(Saved data entries)

=====

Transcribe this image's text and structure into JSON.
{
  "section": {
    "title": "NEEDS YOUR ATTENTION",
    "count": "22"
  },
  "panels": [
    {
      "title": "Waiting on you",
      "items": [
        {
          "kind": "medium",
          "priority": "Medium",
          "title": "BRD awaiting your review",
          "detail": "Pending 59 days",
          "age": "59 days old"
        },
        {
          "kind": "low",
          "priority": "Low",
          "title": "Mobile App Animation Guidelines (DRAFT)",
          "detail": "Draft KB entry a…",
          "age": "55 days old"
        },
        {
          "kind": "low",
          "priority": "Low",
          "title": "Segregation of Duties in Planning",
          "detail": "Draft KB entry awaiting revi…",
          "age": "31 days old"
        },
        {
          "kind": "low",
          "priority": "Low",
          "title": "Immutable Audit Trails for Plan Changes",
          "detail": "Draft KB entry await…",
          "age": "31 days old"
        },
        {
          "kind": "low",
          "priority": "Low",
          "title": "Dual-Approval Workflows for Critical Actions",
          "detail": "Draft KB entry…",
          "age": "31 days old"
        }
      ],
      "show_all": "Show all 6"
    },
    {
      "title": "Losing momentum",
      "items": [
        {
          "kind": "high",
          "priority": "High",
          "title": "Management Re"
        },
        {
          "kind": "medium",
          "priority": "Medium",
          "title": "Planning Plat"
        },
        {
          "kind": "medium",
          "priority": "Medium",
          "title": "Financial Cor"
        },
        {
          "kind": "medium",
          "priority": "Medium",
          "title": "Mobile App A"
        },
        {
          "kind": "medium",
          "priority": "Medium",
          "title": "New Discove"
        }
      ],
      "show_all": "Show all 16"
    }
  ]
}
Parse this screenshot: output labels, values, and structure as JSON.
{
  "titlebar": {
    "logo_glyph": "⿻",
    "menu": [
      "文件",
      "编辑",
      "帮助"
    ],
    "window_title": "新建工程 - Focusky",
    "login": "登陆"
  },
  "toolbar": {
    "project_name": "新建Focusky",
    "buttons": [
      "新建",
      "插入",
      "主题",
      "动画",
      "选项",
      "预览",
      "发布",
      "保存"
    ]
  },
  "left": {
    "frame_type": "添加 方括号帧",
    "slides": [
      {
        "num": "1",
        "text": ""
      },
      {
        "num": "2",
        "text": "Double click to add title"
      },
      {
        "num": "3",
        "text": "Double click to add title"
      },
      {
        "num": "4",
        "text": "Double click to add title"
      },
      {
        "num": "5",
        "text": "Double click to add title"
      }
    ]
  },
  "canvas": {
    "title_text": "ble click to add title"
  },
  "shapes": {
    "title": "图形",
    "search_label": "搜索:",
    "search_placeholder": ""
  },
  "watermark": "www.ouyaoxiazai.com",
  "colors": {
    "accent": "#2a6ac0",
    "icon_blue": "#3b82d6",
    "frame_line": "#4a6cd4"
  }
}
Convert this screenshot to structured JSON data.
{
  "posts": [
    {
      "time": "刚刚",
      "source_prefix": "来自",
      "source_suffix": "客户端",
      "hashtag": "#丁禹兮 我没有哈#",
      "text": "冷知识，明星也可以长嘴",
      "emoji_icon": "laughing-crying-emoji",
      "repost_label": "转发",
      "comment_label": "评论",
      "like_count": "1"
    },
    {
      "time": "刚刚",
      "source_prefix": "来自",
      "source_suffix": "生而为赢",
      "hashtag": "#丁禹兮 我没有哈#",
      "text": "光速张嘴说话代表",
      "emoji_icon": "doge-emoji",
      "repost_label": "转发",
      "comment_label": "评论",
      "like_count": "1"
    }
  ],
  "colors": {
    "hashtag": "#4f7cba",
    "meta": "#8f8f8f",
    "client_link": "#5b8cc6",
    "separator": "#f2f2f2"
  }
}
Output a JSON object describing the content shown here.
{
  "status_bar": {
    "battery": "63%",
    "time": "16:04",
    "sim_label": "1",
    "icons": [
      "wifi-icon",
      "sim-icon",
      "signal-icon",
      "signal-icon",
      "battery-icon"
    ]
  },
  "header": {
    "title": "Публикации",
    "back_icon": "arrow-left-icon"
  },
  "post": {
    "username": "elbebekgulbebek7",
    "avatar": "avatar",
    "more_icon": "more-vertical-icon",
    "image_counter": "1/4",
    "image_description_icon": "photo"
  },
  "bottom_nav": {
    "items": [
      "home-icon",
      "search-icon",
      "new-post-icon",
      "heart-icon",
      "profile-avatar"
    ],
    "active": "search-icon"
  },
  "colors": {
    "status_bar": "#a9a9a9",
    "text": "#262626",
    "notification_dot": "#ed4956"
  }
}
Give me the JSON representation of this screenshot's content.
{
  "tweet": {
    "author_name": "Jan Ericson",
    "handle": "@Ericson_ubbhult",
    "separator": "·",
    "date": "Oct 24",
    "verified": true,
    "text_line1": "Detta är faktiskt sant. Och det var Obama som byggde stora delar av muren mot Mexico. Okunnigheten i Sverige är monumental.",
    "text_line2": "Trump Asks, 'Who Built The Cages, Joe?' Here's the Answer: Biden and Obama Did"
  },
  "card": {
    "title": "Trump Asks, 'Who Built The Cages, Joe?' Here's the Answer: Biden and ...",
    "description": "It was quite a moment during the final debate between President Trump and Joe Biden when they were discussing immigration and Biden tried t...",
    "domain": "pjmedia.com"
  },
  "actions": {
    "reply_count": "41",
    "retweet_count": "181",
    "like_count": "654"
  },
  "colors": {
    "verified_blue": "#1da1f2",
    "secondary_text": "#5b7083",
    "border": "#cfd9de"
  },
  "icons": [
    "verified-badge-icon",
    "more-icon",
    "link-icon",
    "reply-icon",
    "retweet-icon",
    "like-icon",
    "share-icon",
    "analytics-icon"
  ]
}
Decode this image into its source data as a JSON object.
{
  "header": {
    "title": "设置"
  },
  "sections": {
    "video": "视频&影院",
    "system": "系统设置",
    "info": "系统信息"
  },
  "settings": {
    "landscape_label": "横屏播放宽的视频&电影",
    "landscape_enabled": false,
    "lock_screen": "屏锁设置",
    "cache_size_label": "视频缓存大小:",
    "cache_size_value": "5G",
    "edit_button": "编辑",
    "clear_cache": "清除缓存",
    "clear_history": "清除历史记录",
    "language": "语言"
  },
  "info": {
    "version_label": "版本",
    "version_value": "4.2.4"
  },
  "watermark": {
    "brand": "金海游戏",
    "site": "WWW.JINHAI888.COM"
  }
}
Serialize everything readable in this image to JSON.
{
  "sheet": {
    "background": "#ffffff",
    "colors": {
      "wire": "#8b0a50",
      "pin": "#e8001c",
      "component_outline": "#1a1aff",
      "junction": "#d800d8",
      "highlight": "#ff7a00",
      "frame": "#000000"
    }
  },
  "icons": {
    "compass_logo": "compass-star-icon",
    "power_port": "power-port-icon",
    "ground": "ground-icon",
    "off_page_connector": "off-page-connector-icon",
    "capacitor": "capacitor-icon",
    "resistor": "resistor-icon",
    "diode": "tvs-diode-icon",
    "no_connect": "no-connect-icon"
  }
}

=====

* [Directions for this task]: Copy every line verbatim.

* [Response to the exercise]:
Transcribe this image's text and structure into JSON.
{
  "section": {
    "title": "NEEDS YOUR ATTENTION",
    "count": "22"
  },
  "panels": [
    {
      "title": "Waiting on you",
      "items": [
        {
          "kind": "medium",
          "priority": "Medium",
          "title": "BRD awaiting your review",
          "detail": "Pending 59 days",
          "age": "59 days old"
        },
        {
          "kind": "low",
          "priority": "Low",
          "title": "Mobile App Animation Guidelines (DRAFT)",
          "detail": "Draft KB entry a…",
          "age": "55 days old"
        },
        {
          "kind": "low",
          "priority": "Low",
          "title": "Segregation of Duties in Planning",
          "detail": "Draft KB entry awaiting revi…",
          "age": "31 days old"
        },
        {
          "kind": "low",
          "priority": "Low",
          "title": "Immutable Audit Trails for Plan Changes",
          "detail": "Draft KB entry await…",
          "age": "31 days old"
        },
        {
          "kind": "low",
          "priority": "Low",
          "title": "Dual-Approval Workflows for Critical Actions",
          "detail": "Draft KB entry…",
          "age": "31 days old"
        }
      ],
      "show_all": "Show all 6"
    },
    {
      "title": "Losing momentum",
      "items": [
        {
          "kind": "high",
          "priority": "High",
          "title": "Management Re"
        },
        {
          "kind": "medium",
          "priority": "Medium",
          "title": "Planning Plat"
        },
        {
          "kind": "medium",
          "priority": "Medium",
          "title": "Financial Cor"
        },
        {
          "kind": "medium",
          "priority": "Medium",
          "title": "Mobile App A"
        },
        {
          "kind": "medium",
          "priority": "Medium",
          "title": "New Discove"
        }
      ],
      "show_all": "Show all 16"
    }
  ]
}
Parse this screenshot: output labels, values, and structure as JSON.
{
  "titlebar": {
    "logo_glyph": "⿻",
    "menu": [
      "文件",
      "编辑",
      "帮助"
    ],
    "window_title": "新建工程 - Focusky",
    "login": "登陆"
  },
  "toolbar": {
    "project_name": "新建Focusky",
    "buttons": [
      "新建",
      "插入",
      "主题",
      "动画",
      "选项",
      "预览",
      "发布",
      "保存"
    ]
  },
  "left": {
    "frame_type": "添加 方括号帧",
    "slides": [
      {
        "num": "1",
        "text": ""
      },
      {
        "num": "2",
        "text": "Double click to add title"
      },
      {
        "num": "3",
        "text": "Double click to add title"
      },
      {
        "num": "4",
        "text": "Double click to add title"
      },
      {
        "num": "5",
        "text": "Double click to add title"
      }
    ]
  },
  "canvas": {
    "title_text": "ble click to add title"
  },
  "shapes": {
    "title": "图形",
    "search_label": "搜索:",
    "search_placeholder": ""
  },
  "watermark": "www.ouyaoxiazai.com",
  "colors": {
    "accent": "#2a6ac0",
    "icon_blue": "#3b82d6",
    "frame_line": "#4a6cd4"
  }
}
Convert this screenshot to structured JSON data.
{
  "posts": [
    {
      "time": "刚刚",
      "source_prefix": "来自",
      "source_suffix": "客户端",
      "hashtag": "#丁禹兮 我没有哈#",
      "text": "冷知识，明星也可以长嘴",
      "emoji_icon": "laughing-crying-emoji",
      "repost_label": "转发",
      "comment_label": "评论",
      "like_count": "1"
    },
    {
      "time": "刚刚",
      "source_prefix": "来自",
      "source_suffix": "生而为赢",
      "hashtag": "#丁禹兮 我没有哈#",
      "text": "光速张嘴说话代表",
      "emoji_icon": "doge-emoji",
      "repost_label": "转发",
      "comment_label": "评论",
      "like_count": "1"
    }
  ],
  "colors": {
    "hashtag": "#4f7cba",
    "meta": "#8f8f8f",
    "client_link": "#5b8cc6",
    "separator": "#f2f2f2"
  }
}
Output a JSON object describing the content shown here.
{
  "status_bar": {
    "battery": "63%",
    "time": "16:04",
    "sim_label": "1",
    "icons": [
      "wifi-icon",
      "sim-icon",
      "signal-icon",
      "signal-icon",
      "battery-icon"
    ]
  },
  "header": {
    "title": "Публикации",
    "back_icon": "arrow-left-icon"
  },
  "post": {
    "username": "elbebekgulbebek7",
    "avatar": "avatar",
    "more_icon": "more-vertical-icon",
    "image_counter": "1/4",
    "image_description_icon": "photo"
  },
  "bottom_nav": {
    "items": [
      "home-icon",
      "search-icon",
      "new-post-icon",
      "heart-icon",
      "profile-avatar"
    ],
    "active": "search-icon"
  },
  "colors": {
    "status_bar": "#a9a9a9",
    "text": "#262626",
    "notification_dot": "#ed4956"
  }
}
Give me the JSON representation of this screenshot's content.
{
  "tweet": {
    "author_name": "Jan Ericson",
    "handle": "@Ericson_ubbhult",
    "separator": "·",
    "date": "Oct 24",
    "verified": true,
    "text_line1": "Detta är faktiskt sant. Och det var Obama som byggde stora delar av muren mot Mexico. Okunnigheten i Sverige är monumental.",
    "text_line2": "Trump Asks, 'Who Built The Cages, Joe?' Here's the Answer: Biden and Obama Did"
  },
  "card": {
    "title": "Trump Asks, 'Who Built The Cages, Joe?' Here's the Answer: Biden and ...",
    "description": "It was quite a moment during the final debate between President Trump and Joe Biden when they were discussing immigration and Biden tried t...",
    "domain": "pjmedia.com"
  },
  "actions": {
    "reply_count": "41",
    "retweet_count": "181",
    "like_count": "654"
  },
  "colors": {
    "verified_blue": "#1da1f2",
    "secondary_text": "#5b7083",
    "border": "#cfd9de"
  },
  "icons": [
    "verified-badge-icon",
    "more-icon",
    "link-icon",
    "reply-icon",
    "retweet-icon",
    "like-icon",
    "share-icon",
    "analytics-icon"
  ]
}
Decode this image into its source data as a JSON object.
{
  "header": {
    "title": "设置"
  },
  "sections": {
    "video": "视频&影院",
    "system": "系统设置",
    "info": "系统信息"
  },
  "settings": {
    "landscape_label": "横屏播放宽的视频&电影",
    "landscape_enabled": false,
    "lock_screen": "屏锁设置",
    "cache_size_label": "视频缓存大小:",
    "cache_size_value": "5G",
    "edit_button": "编辑",
    "clear_cache": "清除缓存",
    "clear_history": "清除历史记录",
    "language": "语言"
  },
  "info": {
    "version_label": "版本",
    "version_value": "4.2.4"
  },
  "watermark": {
    "brand": "金海游戏",
    "site": "WWW.JINHAI888.COM"
  }
}
Serialize everything readable in this image to JSON.
{
  "sheet": {
    "background": "#ffffff",
    "colors": {
      "wire": "#8b0a50",
      "pin": "#e8001c",
      "component_outline": "#1a1aff",
      "junction": "#d800d8",
      "highlight": "#ff7a00",
      "frame": "#000000"
    }
  },
  "icons": {
    "compass_logo": "compass-star-icon",
    "power_port": "power-port-icon",
    "ground": "ground-icon",
    "off_page_connector": "off-page-connector-icon",
    "capacitor": "capacitor-icon",
    "resistor": "resistor-icon",
    "diode": "tvs-diode-icon",
    "no_connect": "no-connect-icon"
  }
}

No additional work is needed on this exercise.